* INSTRUCTION
Locate every line in the material below that has the word "title". Copy each of those lines.

----- MATERIAL PROVIDED -----

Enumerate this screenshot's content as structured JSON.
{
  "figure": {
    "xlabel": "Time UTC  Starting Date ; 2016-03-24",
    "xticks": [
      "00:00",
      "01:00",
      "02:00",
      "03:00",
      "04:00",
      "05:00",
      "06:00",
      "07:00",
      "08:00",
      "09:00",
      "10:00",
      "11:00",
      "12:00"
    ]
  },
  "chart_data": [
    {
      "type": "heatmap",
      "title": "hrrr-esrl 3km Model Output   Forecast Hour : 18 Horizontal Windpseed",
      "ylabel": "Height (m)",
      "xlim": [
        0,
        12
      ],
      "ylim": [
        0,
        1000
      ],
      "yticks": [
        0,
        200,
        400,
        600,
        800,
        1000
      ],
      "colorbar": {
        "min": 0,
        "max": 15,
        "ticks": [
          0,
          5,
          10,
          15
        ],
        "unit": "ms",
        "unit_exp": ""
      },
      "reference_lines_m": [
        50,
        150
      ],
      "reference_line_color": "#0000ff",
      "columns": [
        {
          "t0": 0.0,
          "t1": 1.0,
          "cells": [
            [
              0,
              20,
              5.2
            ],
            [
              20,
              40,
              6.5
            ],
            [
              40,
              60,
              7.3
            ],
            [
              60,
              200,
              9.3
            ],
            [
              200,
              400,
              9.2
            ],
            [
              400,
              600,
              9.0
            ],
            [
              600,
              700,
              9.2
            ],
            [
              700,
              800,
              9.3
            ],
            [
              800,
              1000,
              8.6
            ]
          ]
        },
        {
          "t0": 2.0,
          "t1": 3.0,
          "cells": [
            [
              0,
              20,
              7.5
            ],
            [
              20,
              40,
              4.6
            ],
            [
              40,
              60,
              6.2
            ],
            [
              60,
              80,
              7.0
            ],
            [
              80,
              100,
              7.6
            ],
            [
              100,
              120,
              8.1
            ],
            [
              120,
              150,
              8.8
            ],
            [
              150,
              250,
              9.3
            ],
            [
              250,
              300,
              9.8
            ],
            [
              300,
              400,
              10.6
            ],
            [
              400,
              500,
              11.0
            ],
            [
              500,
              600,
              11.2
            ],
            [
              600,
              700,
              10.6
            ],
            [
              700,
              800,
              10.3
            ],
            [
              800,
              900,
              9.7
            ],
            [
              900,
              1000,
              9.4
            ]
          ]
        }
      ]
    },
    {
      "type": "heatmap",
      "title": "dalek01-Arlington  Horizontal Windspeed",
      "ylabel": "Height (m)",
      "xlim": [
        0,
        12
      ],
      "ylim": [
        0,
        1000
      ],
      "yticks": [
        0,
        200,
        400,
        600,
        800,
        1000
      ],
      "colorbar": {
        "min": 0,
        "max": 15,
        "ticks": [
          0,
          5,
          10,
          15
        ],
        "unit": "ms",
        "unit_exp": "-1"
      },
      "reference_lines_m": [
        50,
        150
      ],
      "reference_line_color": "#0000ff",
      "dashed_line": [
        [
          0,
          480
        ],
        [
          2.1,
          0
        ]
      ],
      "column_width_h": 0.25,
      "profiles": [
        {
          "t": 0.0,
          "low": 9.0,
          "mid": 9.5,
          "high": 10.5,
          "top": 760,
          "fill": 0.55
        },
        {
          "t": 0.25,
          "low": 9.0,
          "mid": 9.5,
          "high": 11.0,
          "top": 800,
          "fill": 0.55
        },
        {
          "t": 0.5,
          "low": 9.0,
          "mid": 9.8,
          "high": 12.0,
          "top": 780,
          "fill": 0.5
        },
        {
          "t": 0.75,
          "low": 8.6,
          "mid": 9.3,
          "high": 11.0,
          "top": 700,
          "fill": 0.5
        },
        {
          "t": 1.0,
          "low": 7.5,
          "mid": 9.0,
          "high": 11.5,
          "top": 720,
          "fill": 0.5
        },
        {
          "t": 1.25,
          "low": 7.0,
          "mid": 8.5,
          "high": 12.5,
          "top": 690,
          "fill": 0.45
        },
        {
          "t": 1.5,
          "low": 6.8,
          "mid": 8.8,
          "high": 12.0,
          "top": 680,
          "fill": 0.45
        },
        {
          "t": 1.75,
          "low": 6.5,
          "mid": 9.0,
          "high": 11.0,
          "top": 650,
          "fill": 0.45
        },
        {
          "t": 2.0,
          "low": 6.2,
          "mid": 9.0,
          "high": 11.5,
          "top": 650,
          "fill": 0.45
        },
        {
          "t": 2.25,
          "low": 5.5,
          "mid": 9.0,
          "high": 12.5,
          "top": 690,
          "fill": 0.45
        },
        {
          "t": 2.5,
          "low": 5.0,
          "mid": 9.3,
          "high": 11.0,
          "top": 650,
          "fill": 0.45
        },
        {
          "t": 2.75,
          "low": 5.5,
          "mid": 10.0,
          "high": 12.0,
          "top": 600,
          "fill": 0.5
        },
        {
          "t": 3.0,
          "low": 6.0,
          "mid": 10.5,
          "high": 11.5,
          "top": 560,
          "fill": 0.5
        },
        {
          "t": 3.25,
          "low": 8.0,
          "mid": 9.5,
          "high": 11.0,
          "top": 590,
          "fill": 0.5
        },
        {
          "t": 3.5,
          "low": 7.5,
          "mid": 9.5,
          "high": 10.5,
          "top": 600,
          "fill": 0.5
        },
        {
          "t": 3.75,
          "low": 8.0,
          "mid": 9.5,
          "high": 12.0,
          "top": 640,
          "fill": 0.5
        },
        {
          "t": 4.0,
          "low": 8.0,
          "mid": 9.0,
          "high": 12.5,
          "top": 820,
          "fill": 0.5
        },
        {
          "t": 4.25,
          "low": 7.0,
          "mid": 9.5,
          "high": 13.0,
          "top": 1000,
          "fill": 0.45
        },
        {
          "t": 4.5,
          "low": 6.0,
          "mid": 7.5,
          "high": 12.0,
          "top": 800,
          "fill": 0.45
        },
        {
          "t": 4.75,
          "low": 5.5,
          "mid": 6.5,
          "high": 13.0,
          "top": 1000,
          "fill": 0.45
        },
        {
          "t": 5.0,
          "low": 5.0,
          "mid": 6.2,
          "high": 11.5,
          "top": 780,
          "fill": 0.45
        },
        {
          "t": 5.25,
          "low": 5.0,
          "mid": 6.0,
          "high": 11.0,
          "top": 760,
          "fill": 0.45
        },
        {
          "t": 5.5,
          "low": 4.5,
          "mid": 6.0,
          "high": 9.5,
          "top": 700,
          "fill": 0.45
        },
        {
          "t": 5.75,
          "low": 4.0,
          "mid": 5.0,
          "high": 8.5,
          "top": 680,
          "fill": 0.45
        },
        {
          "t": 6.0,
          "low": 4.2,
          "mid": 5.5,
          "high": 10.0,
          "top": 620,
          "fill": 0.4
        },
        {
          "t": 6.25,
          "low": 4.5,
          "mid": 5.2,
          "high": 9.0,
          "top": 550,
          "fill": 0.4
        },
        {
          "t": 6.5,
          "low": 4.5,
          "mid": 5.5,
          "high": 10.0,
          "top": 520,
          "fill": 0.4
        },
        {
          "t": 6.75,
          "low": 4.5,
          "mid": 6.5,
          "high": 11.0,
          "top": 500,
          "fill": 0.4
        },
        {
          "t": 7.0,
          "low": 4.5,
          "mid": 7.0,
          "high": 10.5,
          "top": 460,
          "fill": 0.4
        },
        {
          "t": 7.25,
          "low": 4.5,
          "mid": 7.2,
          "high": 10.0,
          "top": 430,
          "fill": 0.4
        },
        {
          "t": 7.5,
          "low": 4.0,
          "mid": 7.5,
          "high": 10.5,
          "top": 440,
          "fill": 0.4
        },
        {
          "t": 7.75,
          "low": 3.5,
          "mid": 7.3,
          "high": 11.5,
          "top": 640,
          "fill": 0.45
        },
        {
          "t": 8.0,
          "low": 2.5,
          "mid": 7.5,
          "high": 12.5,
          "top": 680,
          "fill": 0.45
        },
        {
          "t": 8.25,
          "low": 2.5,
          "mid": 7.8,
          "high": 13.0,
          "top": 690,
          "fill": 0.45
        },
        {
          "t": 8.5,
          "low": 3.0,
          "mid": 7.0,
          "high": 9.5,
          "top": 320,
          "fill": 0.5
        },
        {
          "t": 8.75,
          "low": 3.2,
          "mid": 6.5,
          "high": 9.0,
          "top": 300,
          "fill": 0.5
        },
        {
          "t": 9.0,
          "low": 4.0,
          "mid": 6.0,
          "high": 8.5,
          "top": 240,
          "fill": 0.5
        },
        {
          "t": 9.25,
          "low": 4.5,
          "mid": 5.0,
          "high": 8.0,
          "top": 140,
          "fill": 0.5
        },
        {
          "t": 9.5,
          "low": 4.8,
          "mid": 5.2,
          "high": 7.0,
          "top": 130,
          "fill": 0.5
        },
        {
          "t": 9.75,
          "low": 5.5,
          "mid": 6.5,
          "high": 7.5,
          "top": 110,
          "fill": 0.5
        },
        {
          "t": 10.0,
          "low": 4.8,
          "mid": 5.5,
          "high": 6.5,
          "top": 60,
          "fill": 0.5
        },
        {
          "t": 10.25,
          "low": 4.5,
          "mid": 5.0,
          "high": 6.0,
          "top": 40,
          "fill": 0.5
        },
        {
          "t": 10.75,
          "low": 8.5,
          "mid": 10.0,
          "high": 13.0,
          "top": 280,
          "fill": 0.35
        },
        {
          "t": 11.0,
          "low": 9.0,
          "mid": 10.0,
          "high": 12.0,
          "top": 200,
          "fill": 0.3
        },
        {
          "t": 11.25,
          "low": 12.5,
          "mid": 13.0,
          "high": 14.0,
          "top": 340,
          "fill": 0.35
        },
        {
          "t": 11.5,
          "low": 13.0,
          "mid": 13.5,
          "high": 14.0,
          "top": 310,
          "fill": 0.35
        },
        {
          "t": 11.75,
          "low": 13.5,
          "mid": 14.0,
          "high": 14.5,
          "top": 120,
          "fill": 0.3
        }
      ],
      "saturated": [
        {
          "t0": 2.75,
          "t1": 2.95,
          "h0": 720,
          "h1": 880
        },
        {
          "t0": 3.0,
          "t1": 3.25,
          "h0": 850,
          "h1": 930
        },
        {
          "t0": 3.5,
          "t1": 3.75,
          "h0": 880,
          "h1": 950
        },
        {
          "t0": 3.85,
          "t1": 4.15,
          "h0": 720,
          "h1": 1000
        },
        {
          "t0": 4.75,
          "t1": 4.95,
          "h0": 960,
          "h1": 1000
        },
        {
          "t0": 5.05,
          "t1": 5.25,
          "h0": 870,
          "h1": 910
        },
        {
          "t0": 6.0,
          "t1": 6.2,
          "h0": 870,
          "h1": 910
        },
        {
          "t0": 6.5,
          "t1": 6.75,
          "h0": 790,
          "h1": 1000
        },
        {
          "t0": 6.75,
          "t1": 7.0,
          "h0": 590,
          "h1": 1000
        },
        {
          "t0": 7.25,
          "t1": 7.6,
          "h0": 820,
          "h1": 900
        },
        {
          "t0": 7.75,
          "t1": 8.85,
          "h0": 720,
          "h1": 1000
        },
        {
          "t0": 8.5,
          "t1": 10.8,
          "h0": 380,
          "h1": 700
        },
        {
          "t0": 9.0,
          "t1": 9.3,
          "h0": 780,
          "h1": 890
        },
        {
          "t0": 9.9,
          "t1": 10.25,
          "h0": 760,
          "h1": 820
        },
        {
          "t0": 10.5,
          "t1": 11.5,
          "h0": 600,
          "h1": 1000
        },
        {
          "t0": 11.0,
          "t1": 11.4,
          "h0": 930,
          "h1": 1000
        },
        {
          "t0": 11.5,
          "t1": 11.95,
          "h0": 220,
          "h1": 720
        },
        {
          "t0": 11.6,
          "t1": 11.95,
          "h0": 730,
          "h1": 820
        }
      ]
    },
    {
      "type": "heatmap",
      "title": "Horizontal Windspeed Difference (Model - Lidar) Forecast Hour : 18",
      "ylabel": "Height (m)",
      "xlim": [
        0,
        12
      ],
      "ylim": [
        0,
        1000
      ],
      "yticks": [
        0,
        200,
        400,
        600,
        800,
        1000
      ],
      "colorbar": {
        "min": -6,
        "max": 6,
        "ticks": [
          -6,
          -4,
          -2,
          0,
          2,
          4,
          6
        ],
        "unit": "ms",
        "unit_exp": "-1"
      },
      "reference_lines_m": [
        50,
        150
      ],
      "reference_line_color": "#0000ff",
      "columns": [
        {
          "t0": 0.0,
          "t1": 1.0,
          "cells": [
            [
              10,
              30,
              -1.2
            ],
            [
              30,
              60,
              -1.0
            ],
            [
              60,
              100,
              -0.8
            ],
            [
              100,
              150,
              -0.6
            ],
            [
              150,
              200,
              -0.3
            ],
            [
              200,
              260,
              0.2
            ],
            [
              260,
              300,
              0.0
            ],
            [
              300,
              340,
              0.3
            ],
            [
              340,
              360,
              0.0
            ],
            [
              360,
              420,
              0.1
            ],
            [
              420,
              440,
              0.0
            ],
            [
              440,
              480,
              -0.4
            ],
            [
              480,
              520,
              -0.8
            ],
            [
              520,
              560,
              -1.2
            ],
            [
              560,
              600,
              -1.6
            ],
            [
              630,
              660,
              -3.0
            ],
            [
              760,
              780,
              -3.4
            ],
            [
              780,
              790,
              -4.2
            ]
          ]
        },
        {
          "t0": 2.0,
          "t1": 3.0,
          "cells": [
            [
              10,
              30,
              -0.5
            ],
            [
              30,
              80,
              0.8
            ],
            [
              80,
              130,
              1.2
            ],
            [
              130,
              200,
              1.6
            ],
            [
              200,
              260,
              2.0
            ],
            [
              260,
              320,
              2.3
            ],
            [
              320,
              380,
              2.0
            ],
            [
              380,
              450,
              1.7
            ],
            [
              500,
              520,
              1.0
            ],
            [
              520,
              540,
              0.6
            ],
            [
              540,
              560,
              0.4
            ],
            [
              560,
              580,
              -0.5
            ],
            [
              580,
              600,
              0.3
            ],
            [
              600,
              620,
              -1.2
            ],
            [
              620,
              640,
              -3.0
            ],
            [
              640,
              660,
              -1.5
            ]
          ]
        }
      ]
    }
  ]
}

-----

* WRITTEN SOLUTION
      "title": "hrrr-esrl 3km Model Output   Forecast Hour : 18 Horizontal Windpseed",
      "title": "dalek01-Arlington  Horizontal Windspeed",
      "title": "Horizontal Windspeed Difference (Model - Lidar) Forecast Hour : 18",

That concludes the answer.